Having read Bernard Howard's ('Reminiscences' - Memories of Cycling in the Fifties) mention of the 'blocking' of saddles on your site I thought I would add a little information to the subject.

I still have my 1960 Brooks B17F 'French' saddle supplied by Joe Whisker and I have asked lots of people from this era if they remember these saddles but no-one seems to recollect them.  Maybe Joe only supplied a handful.
Spooner Brooks 1s
These saddles were specially made by Brooks for the Continental trade-team market which the teams then 'butchered' as required to suit their individual riders.  The saddles had no holes in the top and no bag loops, they had standard size rivets and the leather was cut right back to the cantle-plate.

Right: John's B17F tailored to fit

In 1961 Condor Cycles started to produce their own 'Condor Brooks' pre-shaped saddles at £2 18s. (see image below from Sporting Cyclist, February 1962)  Also Pete Russel at his Velo Sport shop in Wandsworth Road (near Fred Dean's) did a 'Velo Sport' pre-shaped saddle at £2 15s.   I'm not sure if these were B17F or standard B17s before shaping.

(Lines of data)
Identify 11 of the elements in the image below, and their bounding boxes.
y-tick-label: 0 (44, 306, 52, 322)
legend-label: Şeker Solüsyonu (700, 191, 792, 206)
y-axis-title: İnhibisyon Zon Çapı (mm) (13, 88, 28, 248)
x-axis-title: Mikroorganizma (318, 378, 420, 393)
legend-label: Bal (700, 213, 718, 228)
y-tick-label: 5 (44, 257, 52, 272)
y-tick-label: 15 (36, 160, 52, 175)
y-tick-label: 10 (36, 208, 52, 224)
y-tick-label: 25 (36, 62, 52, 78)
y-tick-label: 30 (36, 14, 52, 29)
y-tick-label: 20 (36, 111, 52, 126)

## Exercises to complete
A. Answer the following from the Brooks saddle text:
(i) Who supplied the 1960 Brooks B17F 'French' saddle?
(ii) At what price did Condor Cycles offer its 'Condor Brooks' pre-shaped saddles?
(iii) On which road was Pete Russel's Velo Sport shop located?
B. Retype the Brooks saddle text from "Having read Bernard" to "supplied a handful.", keeping every word and punctuation mark unchanged.

## Written responses
A.
(i) Joe Whisker
(ii) £2 18s.
(iii) Wandsworth Road

B.
Having read Bernard Howard's ('Reminiscences' - Memories of Cycling in the Fifties) mention of the 'blocking' of saddles on your site I thought I would add a little information to the subject.

I still have my 1960 Brooks B17F 'French' saddle supplied by Joe Whisker and I have asked lots of people from this era if they remember these saddles but no-one seems to recollect them.  Maybe Joe only supplied a handful.